[Exercise objective]:
Here are some records. Copy each one exactly.

(Saved entries)
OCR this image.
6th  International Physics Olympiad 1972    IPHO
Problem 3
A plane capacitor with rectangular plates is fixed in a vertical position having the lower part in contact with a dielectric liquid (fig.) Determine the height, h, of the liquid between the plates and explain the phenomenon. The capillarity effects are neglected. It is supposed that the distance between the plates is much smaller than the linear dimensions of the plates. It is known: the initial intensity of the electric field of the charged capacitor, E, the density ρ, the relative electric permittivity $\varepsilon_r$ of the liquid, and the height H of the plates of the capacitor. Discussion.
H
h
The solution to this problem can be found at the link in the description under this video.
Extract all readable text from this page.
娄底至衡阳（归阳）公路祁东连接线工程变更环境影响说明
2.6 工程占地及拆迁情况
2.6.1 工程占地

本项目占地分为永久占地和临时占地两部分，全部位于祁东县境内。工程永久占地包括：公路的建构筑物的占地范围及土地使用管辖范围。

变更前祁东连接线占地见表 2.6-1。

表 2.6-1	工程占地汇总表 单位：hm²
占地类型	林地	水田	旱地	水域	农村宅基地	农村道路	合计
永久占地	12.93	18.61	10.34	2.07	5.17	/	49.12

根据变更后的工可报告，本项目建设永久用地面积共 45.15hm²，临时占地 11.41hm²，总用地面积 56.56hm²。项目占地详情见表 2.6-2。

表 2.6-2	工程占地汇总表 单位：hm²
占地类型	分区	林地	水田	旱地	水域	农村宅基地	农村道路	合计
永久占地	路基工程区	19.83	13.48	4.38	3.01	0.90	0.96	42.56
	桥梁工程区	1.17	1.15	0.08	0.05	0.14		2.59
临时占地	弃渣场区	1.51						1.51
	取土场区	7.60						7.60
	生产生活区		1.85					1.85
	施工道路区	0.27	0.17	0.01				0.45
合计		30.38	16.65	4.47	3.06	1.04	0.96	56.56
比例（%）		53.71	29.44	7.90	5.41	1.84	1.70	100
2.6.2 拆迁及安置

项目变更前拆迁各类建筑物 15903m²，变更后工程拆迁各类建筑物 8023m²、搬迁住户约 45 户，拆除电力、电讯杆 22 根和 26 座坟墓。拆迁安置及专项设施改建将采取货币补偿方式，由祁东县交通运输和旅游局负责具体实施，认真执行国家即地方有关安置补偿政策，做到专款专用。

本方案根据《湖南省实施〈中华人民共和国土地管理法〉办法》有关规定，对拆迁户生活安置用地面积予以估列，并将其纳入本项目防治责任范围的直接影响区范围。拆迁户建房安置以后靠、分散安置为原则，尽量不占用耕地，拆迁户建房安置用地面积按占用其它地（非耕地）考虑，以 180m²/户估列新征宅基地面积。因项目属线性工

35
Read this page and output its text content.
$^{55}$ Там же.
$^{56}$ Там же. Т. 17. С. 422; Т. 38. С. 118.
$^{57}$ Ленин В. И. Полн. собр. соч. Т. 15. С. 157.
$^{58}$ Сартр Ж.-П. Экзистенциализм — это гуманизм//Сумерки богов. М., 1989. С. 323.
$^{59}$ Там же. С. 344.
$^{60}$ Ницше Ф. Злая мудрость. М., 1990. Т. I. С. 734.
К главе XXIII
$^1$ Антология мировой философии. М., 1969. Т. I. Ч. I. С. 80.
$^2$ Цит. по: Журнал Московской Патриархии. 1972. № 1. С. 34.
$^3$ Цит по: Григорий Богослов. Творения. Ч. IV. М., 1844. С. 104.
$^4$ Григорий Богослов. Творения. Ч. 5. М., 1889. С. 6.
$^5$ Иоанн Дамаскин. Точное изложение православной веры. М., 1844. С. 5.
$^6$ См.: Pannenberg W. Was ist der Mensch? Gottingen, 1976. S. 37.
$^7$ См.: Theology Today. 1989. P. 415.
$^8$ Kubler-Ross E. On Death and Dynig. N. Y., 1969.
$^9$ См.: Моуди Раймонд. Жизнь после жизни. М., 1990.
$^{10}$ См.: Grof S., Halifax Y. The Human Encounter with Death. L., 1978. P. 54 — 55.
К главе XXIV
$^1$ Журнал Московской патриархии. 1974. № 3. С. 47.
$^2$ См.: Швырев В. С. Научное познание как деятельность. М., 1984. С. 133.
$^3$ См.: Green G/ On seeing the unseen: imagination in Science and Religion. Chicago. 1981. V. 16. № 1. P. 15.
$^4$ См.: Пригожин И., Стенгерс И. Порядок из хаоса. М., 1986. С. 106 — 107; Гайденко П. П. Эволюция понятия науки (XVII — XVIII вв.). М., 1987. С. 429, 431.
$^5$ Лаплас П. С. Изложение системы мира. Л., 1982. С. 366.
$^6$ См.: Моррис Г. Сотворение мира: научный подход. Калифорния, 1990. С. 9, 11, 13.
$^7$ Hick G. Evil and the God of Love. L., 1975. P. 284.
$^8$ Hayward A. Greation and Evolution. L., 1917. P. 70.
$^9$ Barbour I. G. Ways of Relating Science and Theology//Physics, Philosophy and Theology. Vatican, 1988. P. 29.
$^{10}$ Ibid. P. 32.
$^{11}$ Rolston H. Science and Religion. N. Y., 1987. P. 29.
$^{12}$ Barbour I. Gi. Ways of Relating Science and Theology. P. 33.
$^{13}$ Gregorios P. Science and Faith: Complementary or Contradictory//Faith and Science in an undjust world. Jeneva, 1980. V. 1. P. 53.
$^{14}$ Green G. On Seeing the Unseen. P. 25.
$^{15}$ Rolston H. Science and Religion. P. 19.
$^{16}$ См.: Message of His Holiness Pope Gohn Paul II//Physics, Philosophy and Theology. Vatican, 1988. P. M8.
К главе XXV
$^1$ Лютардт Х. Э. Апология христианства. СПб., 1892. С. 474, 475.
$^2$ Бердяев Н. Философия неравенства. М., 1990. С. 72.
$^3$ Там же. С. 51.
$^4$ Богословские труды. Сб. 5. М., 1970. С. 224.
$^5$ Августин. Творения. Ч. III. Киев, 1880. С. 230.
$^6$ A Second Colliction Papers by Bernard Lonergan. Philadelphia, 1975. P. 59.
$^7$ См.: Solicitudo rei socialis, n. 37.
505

[Expected output]:
OCR this image.
6th  International Physics Olympiad 1972    IPHO
Problem 3
A plane capacitor with rectangular plates is fixed in a vertical position having the lower part in contact with a dielectric liquid (fig.) Determine the height, h, of the liquid between the plates and explain the phenomenon. The capillarity effects are neglected. It is supposed that the distance between the plates is much smaller than the linear dimensions of the plates. It is known: the initial intensity of the electric field of the charged capacitor, E, the density ρ, the relative electric permittivity $\varepsilon_r$ of the liquid, and the height H of the plates of the capacitor. Discussion.
H
h
The solution to this problem can be found at the link in the description under this video.
Extract all readable text from this page.
娄底至衡阳（归阳）公路祁东连接线工程变更环境影响说明
2.6 工程占地及拆迁情况
2.6.1 工程占地

本项目占地分为永久占地和临时占地两部分，全部位于祁东县境内。工程永久占地包括：公路的建构筑物的占地范围及土地使用管辖范围。

变更前祁东连接线占地见表 2.6-1。

表 2.6-1	工程占地汇总表 单位：hm²
占地类型	林地	水田	旱地	水域	农村宅基地	农村道路	合计
永久占地	12.93	18.61	10.34	2.07	5.17	/	49.12

根据变更后的工可报告，本项目建设永久用地面积共 45.15hm²，临时占地 11.41hm²，总用地面积 56.56hm²。项目占地详情见表 2.6-2。

表 2.6-2	工程占地汇总表 单位：hm²
占地类型	分区	林地	水田	旱地	水域	农村宅基地	农村道路	合计
永久占地	路基工程区	19.83	13.48	4.38	3.01	0.90	0.96	42.56
	桥梁工程区	1.17	1.15	0.08	0.05	0.14		2.59
临时占地	弃渣场区	1.51						1.51
	取土场区	7.60						7.60
	生产生活区		1.85					1.85
	施工道路区	0.27	0.17	0.01				0.45
合计		30.38	16.65	4.47	3.06	1.04	0.96	56.56
比例（%）		53.71	29.44	7.90	5.41	1.84	1.70	100
2.6.2 拆迁及安置

项目变更前拆迁各类建筑物 15903m²，变更后工程拆迁各类建筑物 8023m²、搬迁住户约 45 户，拆除电力、电讯杆 22 根和 26 座坟墓。拆迁安置及专项设施改建将采取货币补偿方式，由祁东县交通运输和旅游局负责具体实施，认真执行国家即地方有关安置补偿政策，做到专款专用。

本方案根据《湖南省实施〈中华人民共和国土地管理法〉办法》有关规定，对拆迁户生活安置用地面积予以估列，并将其纳入本项目防治责任范围的直接影响区范围。拆迁户建房安置以后靠、分散安置为原则，尽量不占用耕地，拆迁户建房安置用地面积按占用其它地（非耕地）考虑，以 180m²/户估列新征宅基地面积。因项目属线性工

35
Read this page and output its text content.
$^{55}$ Там же.
$^{56}$ Там же. Т. 17. С. 422; Т. 38. С. 118.
$^{57}$ Ленин В. И. Полн. собр. соч. Т. 15. С. 157.
$^{58}$ Сартр Ж.-П. Экзистенциализм — это гуманизм//Сумерки богов. М., 1989. С. 323.
$^{59}$ Там же. С. 344.
$^{60}$ Ницше Ф. Злая мудрость. М., 1990. Т. I. С. 734.
К главе XXIII
$^1$ Антология мировой философии. М., 1969. Т. I. Ч. I. С. 80.
$^2$ Цит. по: Журнал Московской Патриархии. 1972. № 1. С. 34.
$^3$ Цит по: Григорий Богослов. Творения. Ч. IV. М., 1844. С. 104.
$^4$ Григорий Богослов. Творения. Ч. 5. М., 1889. С. 6.
$^5$ Иоанн Дамаскин. Точное изложение православной веры. М., 1844. С. 5.
$^6$ См.: Pannenberg W. Was ist der Mensch? Gottingen, 1976. S. 37.
$^7$ См.: Theology Today. 1989. P. 415.
$^8$ Kubler-Ross E. On Death and Dynig. N. Y., 1969.
$^9$ См.: Моуди Раймонд. Жизнь после жизни. М., 1990.
$^{10}$ См.: Grof S., Halifax Y. The Human Encounter with Death. L., 1978. P. 54 — 55.
К главе XXIV
$^1$ Журнал Московской патриархии. 1974. № 3. С. 47.
$^2$ См.: Швырев В. С. Научное познание как деятельность. М., 1984. С. 133.
$^3$ См.: Green G/ On seeing the unseen: imagination in Science and Religion. Chicago. 1981. V. 16. № 1. P. 15.
$^4$ См.: Пригожин И., Стенгерс И. Порядок из хаоса. М., 1986. С. 106 — 107; Гайденко П. П. Эволюция понятия науки (XVII — XVIII вв.). М., 1987. С. 429, 431.
$^5$ Лаплас П. С. Изложение системы мира. Л., 1982. С. 366.
$^6$ См.: Моррис Г. Сотворение мира: научный подход. Калифорния, 1990. С. 9, 11, 13.
$^7$ Hick G. Evil and the God of Love. L., 1975. P. 284.
$^8$ Hayward A. Greation and Evolution. L., 1917. P. 70.
$^9$ Barbour I. G. Ways of Relating Science and Theology//Physics, Philosophy and Theology. Vatican, 1988. P. 29.
$^{10}$ Ibid. P. 32.
$^{11}$ Rolston H. Science and Religion. N. Y., 1987. P. 29.
$^{12}$ Barbour I. Gi. Ways of Relating Science and Theology. P. 33.
$^{13}$ Gregorios P. Science and Faith: Complementary or Contradictory//Faith and Science in an undjust world. Jeneva, 1980. V. 1. P. 53.
$^{14}$ Green G. On Seeing the Unseen. P. 25.
$^{15}$ Rolston H. Science and Religion. P. 19.
$^{16}$ См.: Message of His Holiness Pope Gohn Paul II//Physics, Philosophy and Theology. Vatican, 1988. P. M8.
К главе XXV
$^1$ Лютардт Х. Э. Апология христианства. СПб., 1892. С. 474, 475.
$^2$ Бердяев Н. Философия неравенства. М., 1990. С. 72.
$^3$ Там же. С. 51.
$^4$ Богословские труды. Сб. 5. М., 1970. С. 224.
$^5$ Августин. Творения. Ч. III. Киев, 1880. С. 230.
$^6$ A Second Colliction Papers by Bernard Lonergan. Philadelphia, 1975. P. 59.
$^7$ См.: Solicitudo rei socialis, n. 37.
505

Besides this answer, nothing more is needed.